Material for this exercise =>
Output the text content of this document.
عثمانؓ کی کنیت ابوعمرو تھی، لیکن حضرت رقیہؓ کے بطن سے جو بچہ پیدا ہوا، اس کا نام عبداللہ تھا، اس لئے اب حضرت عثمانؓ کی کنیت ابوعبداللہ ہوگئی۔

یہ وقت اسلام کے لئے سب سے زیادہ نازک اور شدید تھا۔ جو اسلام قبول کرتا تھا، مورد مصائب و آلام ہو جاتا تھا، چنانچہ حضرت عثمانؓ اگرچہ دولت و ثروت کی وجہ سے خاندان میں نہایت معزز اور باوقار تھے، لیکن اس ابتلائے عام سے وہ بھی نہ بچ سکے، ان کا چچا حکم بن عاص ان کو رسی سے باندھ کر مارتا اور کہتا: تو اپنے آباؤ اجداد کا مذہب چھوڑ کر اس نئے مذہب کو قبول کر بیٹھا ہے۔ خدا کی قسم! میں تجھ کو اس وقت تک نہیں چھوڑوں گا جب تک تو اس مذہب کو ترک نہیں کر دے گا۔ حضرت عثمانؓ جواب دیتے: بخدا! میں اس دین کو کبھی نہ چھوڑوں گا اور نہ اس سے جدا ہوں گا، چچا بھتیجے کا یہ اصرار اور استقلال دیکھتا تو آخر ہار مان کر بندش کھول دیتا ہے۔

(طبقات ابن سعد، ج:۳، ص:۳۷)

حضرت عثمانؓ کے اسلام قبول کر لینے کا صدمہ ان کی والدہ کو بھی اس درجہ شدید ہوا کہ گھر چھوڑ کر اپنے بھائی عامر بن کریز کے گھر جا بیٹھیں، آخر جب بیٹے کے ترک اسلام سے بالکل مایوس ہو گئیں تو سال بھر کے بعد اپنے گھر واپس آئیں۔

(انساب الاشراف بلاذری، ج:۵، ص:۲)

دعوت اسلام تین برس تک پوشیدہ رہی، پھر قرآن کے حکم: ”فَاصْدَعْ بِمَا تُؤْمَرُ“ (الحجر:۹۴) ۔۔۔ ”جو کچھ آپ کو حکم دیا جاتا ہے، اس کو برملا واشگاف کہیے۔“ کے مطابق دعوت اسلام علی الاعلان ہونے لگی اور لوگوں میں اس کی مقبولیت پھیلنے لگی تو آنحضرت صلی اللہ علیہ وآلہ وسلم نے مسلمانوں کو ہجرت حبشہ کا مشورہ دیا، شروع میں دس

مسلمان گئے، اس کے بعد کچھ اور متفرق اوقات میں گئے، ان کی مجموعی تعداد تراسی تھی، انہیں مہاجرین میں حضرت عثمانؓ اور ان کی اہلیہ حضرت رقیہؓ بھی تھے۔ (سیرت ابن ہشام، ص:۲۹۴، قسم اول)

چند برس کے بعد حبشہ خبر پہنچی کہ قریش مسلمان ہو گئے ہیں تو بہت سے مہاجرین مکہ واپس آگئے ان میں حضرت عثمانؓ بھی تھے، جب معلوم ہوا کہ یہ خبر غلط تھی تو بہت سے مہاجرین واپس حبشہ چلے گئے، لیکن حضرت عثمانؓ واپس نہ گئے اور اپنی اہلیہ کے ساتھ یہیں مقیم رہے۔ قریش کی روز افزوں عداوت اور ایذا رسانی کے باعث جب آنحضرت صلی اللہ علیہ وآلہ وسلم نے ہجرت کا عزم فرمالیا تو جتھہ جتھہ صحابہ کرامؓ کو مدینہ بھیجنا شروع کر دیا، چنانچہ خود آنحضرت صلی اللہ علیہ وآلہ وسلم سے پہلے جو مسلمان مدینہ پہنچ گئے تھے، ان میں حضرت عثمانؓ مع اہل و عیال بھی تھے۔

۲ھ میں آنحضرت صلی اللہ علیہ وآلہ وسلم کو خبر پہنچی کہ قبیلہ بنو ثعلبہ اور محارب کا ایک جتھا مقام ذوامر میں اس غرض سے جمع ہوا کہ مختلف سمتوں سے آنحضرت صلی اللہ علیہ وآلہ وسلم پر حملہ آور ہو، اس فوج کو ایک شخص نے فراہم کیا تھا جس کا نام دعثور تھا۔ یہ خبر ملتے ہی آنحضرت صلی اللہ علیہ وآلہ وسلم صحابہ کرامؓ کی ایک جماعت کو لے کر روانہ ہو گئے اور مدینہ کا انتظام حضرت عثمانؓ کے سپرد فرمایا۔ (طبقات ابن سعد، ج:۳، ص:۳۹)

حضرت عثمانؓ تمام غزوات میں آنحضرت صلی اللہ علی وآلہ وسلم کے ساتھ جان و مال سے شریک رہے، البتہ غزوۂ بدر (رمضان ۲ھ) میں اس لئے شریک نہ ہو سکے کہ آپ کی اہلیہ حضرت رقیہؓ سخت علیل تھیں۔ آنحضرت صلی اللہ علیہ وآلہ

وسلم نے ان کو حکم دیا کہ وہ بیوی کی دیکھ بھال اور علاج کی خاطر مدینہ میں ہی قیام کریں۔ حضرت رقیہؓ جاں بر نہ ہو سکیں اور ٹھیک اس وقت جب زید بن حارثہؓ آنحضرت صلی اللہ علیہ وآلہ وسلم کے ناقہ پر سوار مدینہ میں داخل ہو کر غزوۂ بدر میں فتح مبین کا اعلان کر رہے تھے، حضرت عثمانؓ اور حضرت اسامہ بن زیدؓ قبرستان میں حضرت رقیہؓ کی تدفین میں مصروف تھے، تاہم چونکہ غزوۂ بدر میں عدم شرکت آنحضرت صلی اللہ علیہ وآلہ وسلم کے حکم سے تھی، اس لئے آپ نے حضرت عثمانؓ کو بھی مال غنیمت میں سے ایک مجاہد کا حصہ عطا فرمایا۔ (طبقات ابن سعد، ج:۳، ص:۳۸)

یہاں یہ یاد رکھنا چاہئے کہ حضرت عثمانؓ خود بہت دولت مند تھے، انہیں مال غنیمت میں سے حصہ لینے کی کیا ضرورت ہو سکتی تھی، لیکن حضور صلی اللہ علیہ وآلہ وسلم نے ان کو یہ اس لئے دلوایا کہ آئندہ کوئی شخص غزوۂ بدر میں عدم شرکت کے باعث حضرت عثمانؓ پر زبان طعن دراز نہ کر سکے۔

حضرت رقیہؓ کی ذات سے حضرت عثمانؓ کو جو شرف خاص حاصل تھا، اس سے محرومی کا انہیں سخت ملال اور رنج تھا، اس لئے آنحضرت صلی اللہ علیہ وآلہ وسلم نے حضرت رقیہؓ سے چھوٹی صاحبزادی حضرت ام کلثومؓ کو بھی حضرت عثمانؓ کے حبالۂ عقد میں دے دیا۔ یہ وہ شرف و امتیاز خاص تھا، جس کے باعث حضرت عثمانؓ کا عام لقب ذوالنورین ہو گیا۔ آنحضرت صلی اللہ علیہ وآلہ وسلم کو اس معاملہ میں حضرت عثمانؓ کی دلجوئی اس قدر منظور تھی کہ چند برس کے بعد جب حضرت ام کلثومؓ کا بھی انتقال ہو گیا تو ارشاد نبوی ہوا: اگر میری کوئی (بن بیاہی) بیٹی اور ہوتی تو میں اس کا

The task =>
Reproduce all of the material above word for word.

Task response =>
Output the text content of this document.
عثمانؓ کی کنیت ابوعمرو تھی، لیکن حضرت رقیہؓ کے بطن سے جو بچہ پیدا ہوا، اس کا نام عبداللہ تھا، اس لئے اب حضرت عثمانؓ کی کنیت ابوعبداللہ ہوگئی۔

یہ وقت اسلام کے لئے سب سے زیادہ نازک اور شدید تھا۔ جو اسلام قبول کرتا تھا، مورد مصائب و آلام ہو جاتا تھا، چنانچہ حضرت عثمانؓ اگرچہ دولت و ثروت کی وجہ سے خاندان میں نہایت معزز اور باوقار تھے، لیکن اس ابتلائے عام سے وہ بھی نہ بچ سکے، ان کا چچا حکم بن عاص ان کو رسی سے باندھ کر مارتا اور کہتا: تو اپنے آباؤ اجداد کا مذہب چھوڑ کر اس نئے مذہب کو قبول کر بیٹھا ہے۔ خدا کی قسم! میں تجھ کو اس وقت تک نہیں چھوڑوں گا جب تک تو اس مذہب کو ترک نہیں کر دے گا۔ حضرت عثمانؓ جواب دیتے: بخدا! میں اس دین کو کبھی نہ چھوڑوں گا اور نہ اس سے جدا ہوں گا، چچا بھتیجے کا یہ اصرار اور استقلال دیکھتا تو آخر ہار مان کر بندش کھول دیتا ہے۔

(طبقات ابن سعد، ج:۳، ص:۳۷)

حضرت عثمانؓ کے اسلام قبول کر لینے کا صدمہ ان کی والدہ کو بھی اس درجہ شدید ہوا کہ گھر چھوڑ کر اپنے بھائی عامر بن کریز کے گھر جا بیٹھیں، آخر جب بیٹے کے ترک اسلام سے بالکل مایوس ہو گئیں تو سال بھر کے بعد اپنے گھر واپس آئیں۔

(انساب الاشراف بلاذری، ج:۵، ص:۲)

دعوت اسلام تین برس تک پوشیدہ رہی، پھر قرآن کے حکم: ”فَاصْدَعْ بِمَا تُؤْمَرُ“ (الحجر:۹۴) ۔۔۔ ”جو کچھ آپ کو حکم دیا جاتا ہے، اس کو برملا واشگاف کہیے۔“ کے مطابق دعوت اسلام علی الاعلان ہونے لگی اور لوگوں میں اس کی مقبولیت پھیلنے لگی تو آنحضرت صلی اللہ علیہ وآلہ وسلم نے مسلمانوں کو ہجرت حبشہ کا مشورہ دیا، شروع میں دس

مسلمان گئے، اس کے بعد کچھ اور متفرق اوقات میں گئے، ان کی مجموعی تعداد تراسی تھی، انہیں مہاجرین میں حضرت عثمانؓ اور ان کی اہلیہ حضرت رقیہؓ بھی تھے۔ (سیرت ابن ہشام، ص:۲۹۴، قسم اول)

چند برس کے بعد حبشہ خبر پہنچی کہ قریش مسلمان ہو گئے ہیں تو بہت سے مہاجرین مکہ واپس آگئے ان میں حضرت عثمانؓ بھی تھے، جب معلوم ہوا کہ یہ خبر غلط تھی تو بہت سے مہاجرین واپس حبشہ چلے گئے، لیکن حضرت عثمانؓ واپس نہ گئے اور اپنی اہلیہ کے ساتھ یہیں مقیم رہے۔ قریش کی روز افزوں عداوت اور ایذا رسانی کے باعث جب آنحضرت صلی اللہ علیہ وآلہ وسلم نے ہجرت کا عزم فرمالیا تو جتھہ جتھہ صحابہ کرامؓ کو مدینہ بھیجنا شروع کر دیا، چنانچہ خود آنحضرت صلی اللہ علیہ وآلہ وسلم سے پہلے جو مسلمان مدینہ پہنچ گئے تھے، ان میں حضرت عثمانؓ مع اہل و عیال بھی تھے۔

۲ھ میں آنحضرت صلی اللہ علیہ وآلہ وسلم کو خبر پہنچی کہ قبیلہ بنو ثعلبہ اور محارب کا ایک جتھا مقام ذوامر میں اس غرض سے جمع ہوا کہ مختلف سمتوں سے آنحضرت صلی اللہ علیہ وآلہ وسلم پر حملہ آور ہو، اس فوج کو ایک شخص نے فراہم کیا تھا جس کا نام دعثور تھا۔ یہ خبر ملتے ہی آنحضرت صلی اللہ علیہ وآلہ وسلم صحابہ کرامؓ کی ایک جماعت کو لے کر روانہ ہو گئے اور مدینہ کا انتظام حضرت عثمانؓ کے سپرد فرمایا۔ (طبقات ابن سعد، ج:۳، ص:۳۹)

حضرت عثمانؓ تمام غزوات میں آنحضرت صلی اللہ علی وآلہ وسلم کے ساتھ جان و مال سے شریک رہے، البتہ غزوۂ بدر (رمضان ۲ھ) میں اس لئے شریک نہ ہو سکے کہ آپ کی اہلیہ حضرت رقیہؓ سخت علیل تھیں۔ آنحضرت صلی اللہ علیہ وآلہ

وسلم نے ان کو حکم دیا کہ وہ بیوی کی دیکھ بھال اور علاج کی خاطر مدینہ میں ہی قیام کریں۔ حضرت رقیہؓ جاں بر نہ ہو سکیں اور ٹھیک اس وقت جب زید بن حارثہؓ آنحضرت صلی اللہ علیہ وآلہ وسلم کے ناقہ پر سوار مدینہ میں داخل ہو کر غزوۂ بدر میں فتح مبین کا اعلان کر رہے تھے، حضرت عثمانؓ اور حضرت اسامہ بن زیدؓ قبرستان میں حضرت رقیہؓ کی تدفین میں مصروف تھے، تاہم چونکہ غزوۂ بدر میں عدم شرکت آنحضرت صلی اللہ علیہ وآلہ وسلم کے حکم سے تھی، اس لئے آپ نے حضرت عثمانؓ کو بھی مال غنیمت میں سے ایک مجاہد کا حصہ عطا فرمایا۔ (طبقات ابن سعد، ج:۳، ص:۳۸)

یہاں یہ یاد رکھنا چاہئے کہ حضرت عثمانؓ خود بہت دولت مند تھے، انہیں مال غنیمت میں سے حصہ لینے کی کیا ضرورت ہو سکتی تھی، لیکن حضور صلی اللہ علیہ وآلہ وسلم نے ان کو یہ اس لئے دلوایا کہ آئندہ کوئی شخص غزوۂ بدر میں عدم شرکت کے باعث حضرت عثمانؓ پر زبان طعن دراز نہ کر سکے۔

حضرت رقیہؓ کی ذات سے حضرت عثمانؓ کو جو شرف خاص حاصل تھا، اس سے محرومی کا انہیں سخت ملال اور رنج تھا، اس لئے آنحضرت صلی اللہ علیہ وآلہ وسلم نے حضرت رقیہؓ سے چھوٹی صاحبزادی حضرت ام کلثومؓ کو بھی حضرت عثمانؓ کے حبالۂ عقد میں دے دیا۔ یہ وہ شرف و امتیاز خاص تھا، جس کے باعث حضرت عثمانؓ کا عام لقب ذوالنورین ہو گیا۔ آنحضرت صلی اللہ علیہ وآلہ وسلم کو اس معاملہ میں حضرت عثمانؓ کی دلجوئی اس قدر منظور تھی کہ چند برس کے بعد جب حضرت ام کلثومؓ کا بھی انتقال ہو گیا تو ارشاد نبوی ہوا: اگر میری کوئی (بن بیاہی) بیٹی اور ہوتی تو میں اس کا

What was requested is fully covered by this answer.